__The request__.
Take every line where the string "населения" appears and copy it.

__Records__.
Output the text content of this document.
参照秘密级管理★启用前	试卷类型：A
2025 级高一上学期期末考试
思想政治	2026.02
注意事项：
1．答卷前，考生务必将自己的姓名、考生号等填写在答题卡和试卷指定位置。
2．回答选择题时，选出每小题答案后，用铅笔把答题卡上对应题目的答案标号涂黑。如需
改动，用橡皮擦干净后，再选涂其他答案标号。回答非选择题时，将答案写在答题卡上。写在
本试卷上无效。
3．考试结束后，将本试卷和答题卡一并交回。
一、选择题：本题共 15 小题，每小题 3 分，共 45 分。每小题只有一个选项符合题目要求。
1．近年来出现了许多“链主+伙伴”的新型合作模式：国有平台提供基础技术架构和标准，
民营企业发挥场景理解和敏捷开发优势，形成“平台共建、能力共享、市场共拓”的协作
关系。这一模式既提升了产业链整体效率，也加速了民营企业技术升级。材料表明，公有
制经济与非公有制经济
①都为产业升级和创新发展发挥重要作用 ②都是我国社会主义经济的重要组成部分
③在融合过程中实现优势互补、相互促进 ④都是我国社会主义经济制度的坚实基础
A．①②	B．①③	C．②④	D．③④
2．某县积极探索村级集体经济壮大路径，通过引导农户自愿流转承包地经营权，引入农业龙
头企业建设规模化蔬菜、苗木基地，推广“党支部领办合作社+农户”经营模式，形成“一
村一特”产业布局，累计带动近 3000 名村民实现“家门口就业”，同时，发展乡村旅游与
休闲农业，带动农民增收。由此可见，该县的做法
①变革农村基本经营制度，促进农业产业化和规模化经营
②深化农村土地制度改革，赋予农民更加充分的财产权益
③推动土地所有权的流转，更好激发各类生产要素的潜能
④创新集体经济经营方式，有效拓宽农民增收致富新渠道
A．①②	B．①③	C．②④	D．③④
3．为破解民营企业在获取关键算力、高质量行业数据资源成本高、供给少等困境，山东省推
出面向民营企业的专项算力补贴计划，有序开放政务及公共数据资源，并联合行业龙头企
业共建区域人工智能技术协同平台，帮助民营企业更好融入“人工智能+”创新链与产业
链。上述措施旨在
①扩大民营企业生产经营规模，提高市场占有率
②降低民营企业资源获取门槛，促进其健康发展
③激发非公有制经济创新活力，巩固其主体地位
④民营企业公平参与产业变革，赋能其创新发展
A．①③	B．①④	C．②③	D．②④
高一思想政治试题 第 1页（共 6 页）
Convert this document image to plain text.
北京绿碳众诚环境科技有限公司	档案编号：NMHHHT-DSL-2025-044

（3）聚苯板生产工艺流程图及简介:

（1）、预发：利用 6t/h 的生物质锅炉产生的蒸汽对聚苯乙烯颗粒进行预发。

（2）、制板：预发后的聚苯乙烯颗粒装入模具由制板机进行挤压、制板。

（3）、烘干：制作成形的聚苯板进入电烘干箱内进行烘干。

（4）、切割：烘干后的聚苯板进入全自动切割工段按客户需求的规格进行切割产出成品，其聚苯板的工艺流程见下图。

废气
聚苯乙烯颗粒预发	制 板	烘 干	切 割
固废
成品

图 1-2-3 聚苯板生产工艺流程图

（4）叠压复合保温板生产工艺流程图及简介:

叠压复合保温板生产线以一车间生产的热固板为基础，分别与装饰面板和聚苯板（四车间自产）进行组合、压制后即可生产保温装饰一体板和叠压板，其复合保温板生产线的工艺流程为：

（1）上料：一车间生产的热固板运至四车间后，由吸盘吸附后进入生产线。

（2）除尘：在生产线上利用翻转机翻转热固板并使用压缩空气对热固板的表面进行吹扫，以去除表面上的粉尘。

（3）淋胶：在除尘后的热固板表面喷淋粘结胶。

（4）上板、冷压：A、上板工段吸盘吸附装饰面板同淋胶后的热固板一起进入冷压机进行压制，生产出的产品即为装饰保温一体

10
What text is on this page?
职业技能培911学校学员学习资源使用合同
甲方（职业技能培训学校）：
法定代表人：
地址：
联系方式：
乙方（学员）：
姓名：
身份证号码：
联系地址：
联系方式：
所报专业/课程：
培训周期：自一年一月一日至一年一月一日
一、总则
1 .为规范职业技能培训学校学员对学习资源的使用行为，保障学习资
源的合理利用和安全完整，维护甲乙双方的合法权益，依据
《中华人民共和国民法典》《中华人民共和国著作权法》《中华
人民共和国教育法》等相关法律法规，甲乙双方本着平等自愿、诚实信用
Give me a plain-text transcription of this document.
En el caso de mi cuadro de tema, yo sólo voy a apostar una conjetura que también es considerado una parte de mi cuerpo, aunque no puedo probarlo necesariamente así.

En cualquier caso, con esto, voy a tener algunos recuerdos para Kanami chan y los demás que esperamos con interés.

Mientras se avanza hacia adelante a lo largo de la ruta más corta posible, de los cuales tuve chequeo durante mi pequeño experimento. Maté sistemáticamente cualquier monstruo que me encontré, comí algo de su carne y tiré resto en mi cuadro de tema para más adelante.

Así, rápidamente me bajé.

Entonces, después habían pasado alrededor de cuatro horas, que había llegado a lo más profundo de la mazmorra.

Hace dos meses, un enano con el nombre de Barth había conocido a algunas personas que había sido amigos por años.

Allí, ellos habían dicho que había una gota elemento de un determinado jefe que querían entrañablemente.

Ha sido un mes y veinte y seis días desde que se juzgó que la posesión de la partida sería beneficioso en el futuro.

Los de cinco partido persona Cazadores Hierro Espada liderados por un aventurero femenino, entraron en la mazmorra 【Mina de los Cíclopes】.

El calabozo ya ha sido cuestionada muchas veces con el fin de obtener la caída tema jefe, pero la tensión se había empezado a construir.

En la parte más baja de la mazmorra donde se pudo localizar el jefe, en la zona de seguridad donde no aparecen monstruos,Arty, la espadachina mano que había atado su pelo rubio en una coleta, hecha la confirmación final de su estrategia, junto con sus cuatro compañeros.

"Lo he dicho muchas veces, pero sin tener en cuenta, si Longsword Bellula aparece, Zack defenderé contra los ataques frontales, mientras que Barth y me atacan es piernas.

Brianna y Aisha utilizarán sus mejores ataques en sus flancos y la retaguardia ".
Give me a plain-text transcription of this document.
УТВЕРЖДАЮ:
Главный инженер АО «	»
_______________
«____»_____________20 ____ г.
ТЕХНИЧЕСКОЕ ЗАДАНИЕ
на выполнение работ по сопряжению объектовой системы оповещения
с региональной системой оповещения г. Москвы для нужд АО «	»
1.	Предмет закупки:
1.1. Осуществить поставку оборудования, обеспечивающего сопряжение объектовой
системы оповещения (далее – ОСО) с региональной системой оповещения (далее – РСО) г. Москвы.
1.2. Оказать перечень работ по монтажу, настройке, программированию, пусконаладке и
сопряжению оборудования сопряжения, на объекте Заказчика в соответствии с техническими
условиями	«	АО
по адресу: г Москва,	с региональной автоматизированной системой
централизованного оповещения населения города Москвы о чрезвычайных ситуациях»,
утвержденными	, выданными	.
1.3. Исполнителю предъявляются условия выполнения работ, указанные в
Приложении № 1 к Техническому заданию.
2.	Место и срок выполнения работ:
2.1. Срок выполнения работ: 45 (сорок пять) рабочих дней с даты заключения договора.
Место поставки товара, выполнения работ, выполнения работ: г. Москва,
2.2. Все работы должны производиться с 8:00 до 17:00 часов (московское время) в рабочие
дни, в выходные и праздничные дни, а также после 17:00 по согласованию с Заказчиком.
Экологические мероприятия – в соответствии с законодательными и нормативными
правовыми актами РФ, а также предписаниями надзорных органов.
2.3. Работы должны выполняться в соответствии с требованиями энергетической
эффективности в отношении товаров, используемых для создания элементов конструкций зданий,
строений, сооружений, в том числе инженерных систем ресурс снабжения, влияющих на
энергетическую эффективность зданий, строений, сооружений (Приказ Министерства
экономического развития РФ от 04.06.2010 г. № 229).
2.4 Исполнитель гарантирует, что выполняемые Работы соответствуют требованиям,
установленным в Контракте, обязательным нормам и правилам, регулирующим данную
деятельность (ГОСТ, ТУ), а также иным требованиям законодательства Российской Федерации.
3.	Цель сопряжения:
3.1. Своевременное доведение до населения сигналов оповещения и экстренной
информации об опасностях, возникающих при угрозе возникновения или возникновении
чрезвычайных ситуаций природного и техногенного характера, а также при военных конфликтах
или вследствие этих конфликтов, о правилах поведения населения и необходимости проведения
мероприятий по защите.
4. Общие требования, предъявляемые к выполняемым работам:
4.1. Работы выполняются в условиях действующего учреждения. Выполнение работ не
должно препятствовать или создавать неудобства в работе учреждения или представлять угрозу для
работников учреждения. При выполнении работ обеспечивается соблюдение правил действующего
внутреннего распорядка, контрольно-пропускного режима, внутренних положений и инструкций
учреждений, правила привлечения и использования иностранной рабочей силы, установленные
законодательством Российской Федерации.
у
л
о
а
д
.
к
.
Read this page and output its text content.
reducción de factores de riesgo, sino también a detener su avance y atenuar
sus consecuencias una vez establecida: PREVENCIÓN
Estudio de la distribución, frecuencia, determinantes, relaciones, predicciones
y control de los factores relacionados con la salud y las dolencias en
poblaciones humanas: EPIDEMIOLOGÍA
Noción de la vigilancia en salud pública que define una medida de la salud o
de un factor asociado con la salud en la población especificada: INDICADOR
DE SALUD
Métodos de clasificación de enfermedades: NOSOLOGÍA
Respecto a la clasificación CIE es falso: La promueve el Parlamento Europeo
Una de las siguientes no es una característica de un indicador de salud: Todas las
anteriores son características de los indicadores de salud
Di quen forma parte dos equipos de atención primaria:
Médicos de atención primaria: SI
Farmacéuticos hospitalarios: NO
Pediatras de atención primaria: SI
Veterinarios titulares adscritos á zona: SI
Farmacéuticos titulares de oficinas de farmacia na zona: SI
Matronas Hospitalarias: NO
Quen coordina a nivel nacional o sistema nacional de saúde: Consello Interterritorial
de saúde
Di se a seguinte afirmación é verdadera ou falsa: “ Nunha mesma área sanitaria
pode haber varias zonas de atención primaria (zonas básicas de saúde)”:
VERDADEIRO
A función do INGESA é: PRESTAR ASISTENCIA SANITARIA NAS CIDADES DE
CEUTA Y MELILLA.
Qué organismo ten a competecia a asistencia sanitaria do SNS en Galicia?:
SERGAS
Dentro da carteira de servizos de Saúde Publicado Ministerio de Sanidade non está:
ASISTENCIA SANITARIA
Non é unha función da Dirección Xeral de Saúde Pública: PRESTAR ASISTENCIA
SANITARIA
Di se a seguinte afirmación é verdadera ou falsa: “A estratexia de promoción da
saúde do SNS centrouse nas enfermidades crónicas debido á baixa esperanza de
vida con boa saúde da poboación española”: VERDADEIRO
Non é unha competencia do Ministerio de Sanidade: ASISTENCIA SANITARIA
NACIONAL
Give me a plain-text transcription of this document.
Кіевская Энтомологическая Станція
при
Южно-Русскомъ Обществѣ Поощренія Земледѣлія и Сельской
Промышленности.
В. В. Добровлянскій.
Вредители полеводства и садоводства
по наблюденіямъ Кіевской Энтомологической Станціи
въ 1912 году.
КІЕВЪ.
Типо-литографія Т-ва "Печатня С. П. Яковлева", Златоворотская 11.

__Output of the task__.
централизованного оповещения населения города Москвы о чрезвычайных ситуациях»,
3.1. Своевременное доведение до населения сигналов оповещения и экстренной
или вследствие этих конфликтов, о правилах поведения населения и необходимости проведения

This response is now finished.